**THE TASK**
Show all lines of the listing that hold the word "marco".
==========
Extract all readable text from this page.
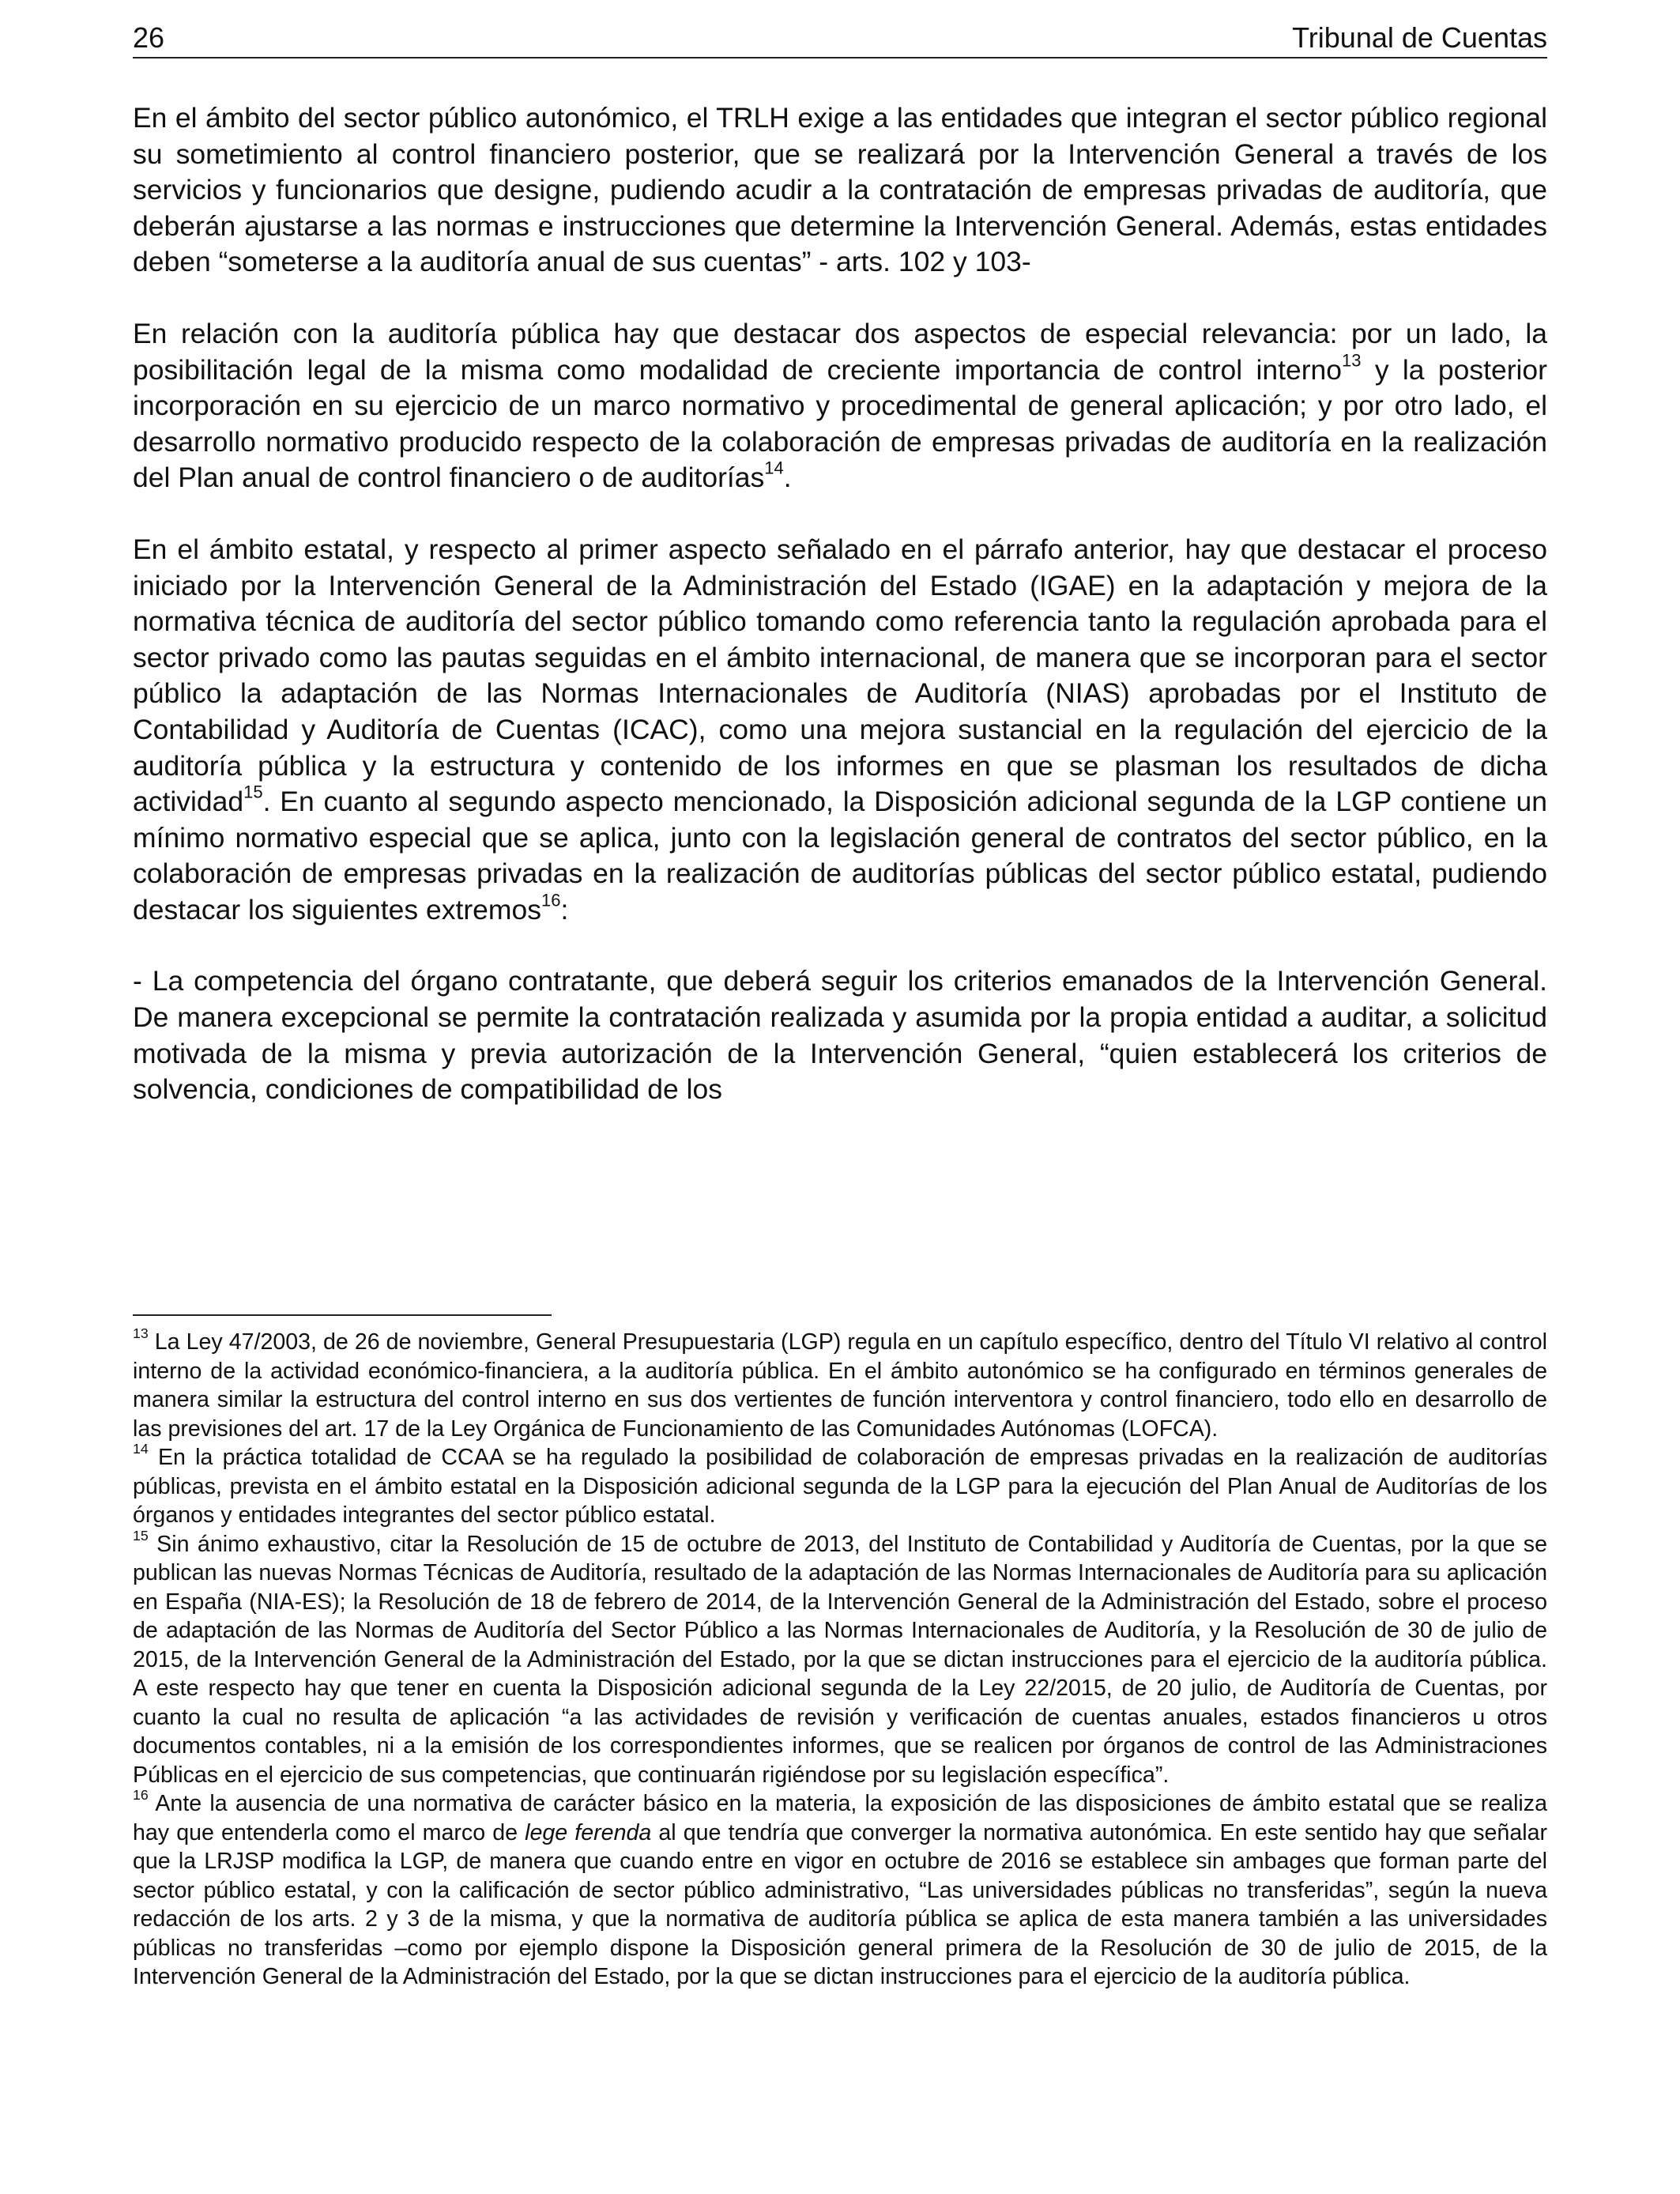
26	Tribunal de Cuentas

En el ámbito del sector público autonómico, el TRLH exige a las entidades que integran el sector público regional su sometimiento al control financiero posterior, que se realizará por la Intervención General a través de los servicios y funcionarios que designe, pudiendo acudir a la contratación de empresas privadas de auditoría, que deberán ajustarse a las normas e instrucciones que determine la Intervención General. Además, estas entidades deben “someterse a la auditoría anual de sus cuentas” - arts. 102 y 103-

En relación con la auditoría pública hay que destacar dos aspectos de especial relevancia: por un lado, la posibilitación legal de la misma como modalidad de creciente importancia de control interno$^{13}$ y la posterior incorporación en su ejercicio de un marco normativo y procedimental de general aplicación; y por otro lado, el desarrollo normativo producido respecto de la colaboración de empresas privadas de auditoría en la realización del Plan anual de control financiero o de auditorías$^{14}$.

En el ámbito estatal, y respecto al primer aspecto señalado en el párrafo anterior, hay que destacar el proceso iniciado por la Intervención General de la Administración del Estado (IGAE) en la adaptación y mejora de la normativa técnica de auditoría del sector público tomando como referencia tanto la regulación aprobada para el sector privado como las pautas seguidas en el ámbito internacional, de manera que se incorporan para el sector público la adaptación de las Normas Internacionales de Auditoría (NIAS) aprobadas por el Instituto de Contabilidad y Auditoría de Cuentas (ICAC), como una mejora sustancial en la regulación del ejercicio de la auditoría pública y la estructura y contenido de los informes en que se plasman los resultados de dicha actividad$^{15}$. En cuanto al segundo aspecto mencionado, la Disposición adicional segunda de la LGP contiene un mínimo normativo especial que se aplica, junto con la legislación general de contratos del sector público, en la colaboración de empresas privadas en la realización de auditorías públicas del sector público estatal, pudiendo destacar los siguientes extremos$^{16}$:

- La competencia del órgano contratante, que deberá seguir los criterios emanados de la Intervención General. De manera excepcional se permite la contratación realizada y asumida por la propia entidad a auditar, a solicitud motivada de la misma y previa autorización de la Intervención General, “quien establecerá los criterios de solvencia, condiciones de compatibilidad de los

$^{13}$ La Ley 47/2003, de 26 de noviembre, General Presupuestaria (LGP) regula en un capítulo específico, dentro del Título VI relativo al control interno de la actividad económico-financiera, a la auditoría pública. En el ámbito autonómico se ha configurado en términos generales de manera similar la estructura del control interno en sus dos vertientes de función interventora y control financiero, todo ello en desarrollo de las previsiones del art. 17 de la Ley Orgánica de Funcionamiento de las Comunidades Autónomas (LOFCA).

$^{14}$ En la práctica totalidad de CCAA se ha regulado la posibilidad de colaboración de empresas privadas en la realización de auditorías públicas, prevista en el ámbito estatal en la Disposición adicional segunda de la LGP para la ejecución del Plan Anual de Auditorías de los órganos y entidades integrantes del sector público estatal.

$^{15}$ Sin ánimo exhaustivo, citar la Resolución de 15 de octubre de 2013, del Instituto de Contabilidad y Auditoría de Cuentas, por la que se publican las nuevas Normas Técnicas de Auditoría, resultado de la adaptación de las Normas Internacionales de Auditoría para su aplicación en España (NIA-ES); la Resolución de 18 de febrero de 2014, de la Intervención General de la Administración del Estado, sobre el proceso de adaptación de las Normas de Auditoría del Sector Público a las Normas Internacionales de Auditoría, y la Resolución de 30 de julio de 2015, de la Intervención General de la Administración del Estado, por la que se dictan instrucciones para el ejercicio de la auditoría pública. A este respecto hay que tener en cuenta la Disposición adicional segunda de la Ley 22/2015, de 20 julio, de Auditoría de Cuentas, por cuanto la cual no resulta de aplicación “a las actividades de revisión y verificación de cuentas anuales, estados financieros u otros documentos contables, ni a la emisión de los correspondientes informes, que se realicen por órganos de control de las Administraciones Públicas en el ejercicio de sus competencias, que continuarán rigiéndose por su legislación específica”.

$^{16}$ Ante la ausencia de una normativa de carácter básico en la materia, la exposición de las disposiciones de ámbito estatal que se realiza hay que entenderla como el marco de lege ferenda al que tendría que converger la normativa autonómica. En este sentido hay que señalar que la LRJSP modifica la LGP, de manera que cuando entre en vigor en octubre de 2016 se establece sin ambages que forman parte del sector público estatal, y con la calificación de sector público administrativo, “Las universidades públicas no transferidas”, según la nueva redacción de los arts. 2 y 3 de la misma, y que la normativa de auditoría pública se aplica de esta manera también a las universidades públicas no transferidas –como por ejemplo dispone la Disposición general primera de la Resolución de 30 de julio de 2015, de la Intervención General de la Administración del Estado, por la que se dictan instrucciones para el ejercicio de la auditoría pública.
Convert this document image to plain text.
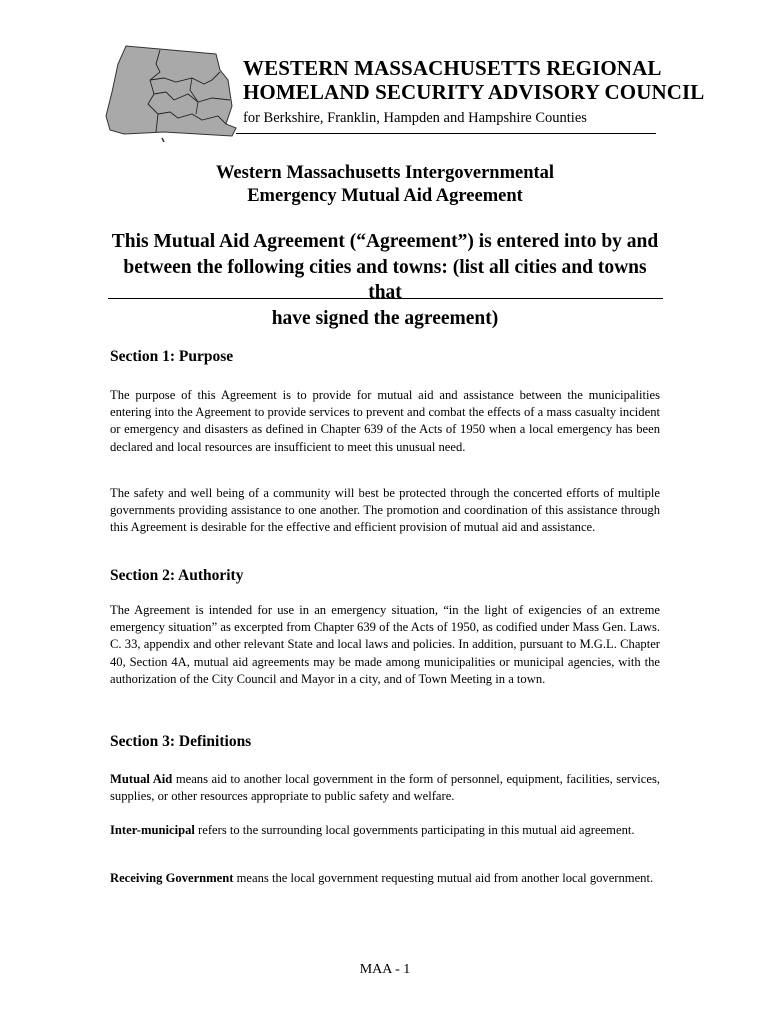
WESTERN MASSACHUSETTS REGIONAL
HOMELAND SECURITY ADVISORY COUNCIL
for Berkshire, Franklin, Hampden and Hampshire Counties
Western Massachusetts Intergovernmental
Emergency Mutual Aid Agreement
This Mutual Aid Agreement (“Agreement”) is entered into by and
between the following cities and towns: (list all cities and towns that
have signed the agreement)
Section 1: Purpose
The purpose of this Agreement is to provide for mutual aid and assistance between the municipalities entering into the Agreement to provide services to prevent and combat the effects of a mass casualty incident or emergency and disasters as defined in Chapter 639 of the Acts of 1950 when a local emergency has been declared and local resources are insufficient to meet this unusual need.
The safety and well being of a community will best be protected through the concerted efforts of multiple governments providing assistance to one another. The promotion and coordination of this assistance through this Agreement is desirable for the effective and efficient provision of mutual aid and assistance.
Section 2: Authority
The Agreement is intended for use in an emergency situation, “in the light of exigencies of an extreme emergency situation” as excerpted from Chapter 639 of the Acts of 1950, as codified under Mass Gen. Laws. C. 33, appendix and other relevant State and local laws and policies. In addition, pursuant to M.G.L. Chapter 40, Section 4A, mutual aid agreements may be made among municipalities or municipal agencies, with the authorization of the City Council and Mayor in a city, and of Town Meeting in a town.
Section 3: Definitions
Mutual Aid means aid to another local government in the form of personnel, equipment, facilities, services, supplies, or other resources appropriate to public safety and welfare.
Inter-municipal refers to the surrounding local governments participating in this mutual aid agreement.
Receiving Government means the local government requesting mutual aid from another local government.
MAA - 1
==========
**REPLY**
En relación con la auditoría pública hay que destacar dos aspectos de especial relevancia: por un lado, la posibilitación legal de la misma como modalidad de creciente importancia de control interno$^{13}$ y la posterior incorporación en su ejercicio de un marco normativo y procedimental de general aplicación; y por otro lado, el desarrollo normativo producido respecto de la colaboración de empresas privadas de auditoría en la realización del Plan anual de control financiero o de auditorías$^{14}$.
$^{16}$ Ante la ausencia de una normativa de carácter básico en la materia, la exposición de las disposiciones de ámbito estatal que se realiza hay que entenderla como el marco de lege ferenda al que tendría que converger la normativa autonómica. En este sentido hay que señalar que la LRJSP modifica la LGP, de manera que cuando entre en vigor en octubre de 2016 se establece sin ambages que forman parte del sector público estatal, y con la calificación de sector público administrativo, “Las universidades públicas no transferidas”, según la nueva redacción de los arts. 2 y 3 de la misma, y que la normativa de auditoría pública se aplica de esta manera también a las universidades públicas no transferidas –como por ejemplo dispone la Disposición general primera de la Resolución de 30 de julio de 2015, de la Intervención General de la Administración del Estado, por la que se dictan instrucciones para el ejercicio de la auditoría pública.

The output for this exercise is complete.